[Data records]
++++
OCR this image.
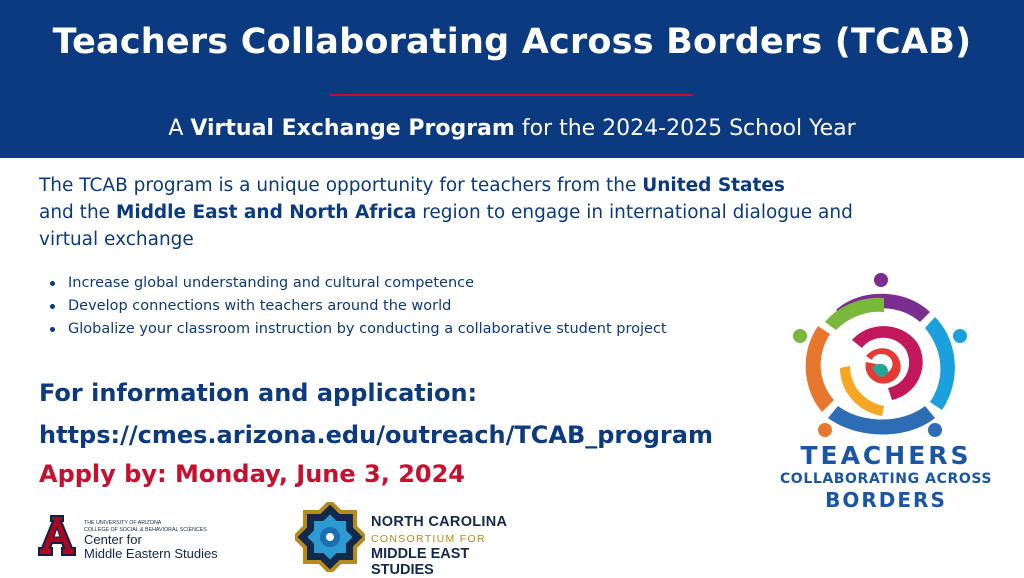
Teachers Collaborating Across Borders (TCAB)
A Virtual Exchange Program for the 2024-2025 School Year
The TCAB program is a unique opportunity for teachers from the United States
and the Middle East and North Africa region to engage in international dialogue and virtual exchange
Increase global understanding and cultural competence
Develop connections with teachers around the world
Globalize your classroom instruction by conducting a collaborative student project
For information and application:
https://cmes.arizona.edu/outreach/TCAB_program
Apply by: Monday, June 3, 2024
THE UNIVERSITY OF ARIZONA
COLLEGE OF SOCIAL & BEHAVIORAL SCIENCES
Center for
Middle Eastern Studies
NORTH CAROLINA
CONSORTIUM FOR
MIDDLE EAST STUDIES
TEACHERS
COLLABORATING ACROSS
BORDERS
++++
_Problem requirements:_
Output, exactly, all the records above; include no pictures.

_Task output:_
OCR this image.
Teachers Collaborating Across Borders (TCAB)
A Virtual Exchange Program for the 2024-2025 School Year
The TCAB program is a unique opportunity for teachers from the United States
and the Middle East and North Africa region to engage in international dialogue and virtual exchange
Increase global understanding and cultural competence
Develop connections with teachers around the world
Globalize your classroom instruction by conducting a collaborative student project
For information and application:
https://cmes.arizona.edu/outreach/TCAB_program
Apply by: Monday, June 3, 2024
THE UNIVERSITY OF ARIZONA
COLLEGE OF SOCIAL & BEHAVIORAL SCIENCES
Center for
Middle Eastern Studies
NORTH CAROLINA
CONSORTIUM FOR
MIDDLE EAST STUDIES
TEACHERS
COLLABORATING ACROSS
BORDERS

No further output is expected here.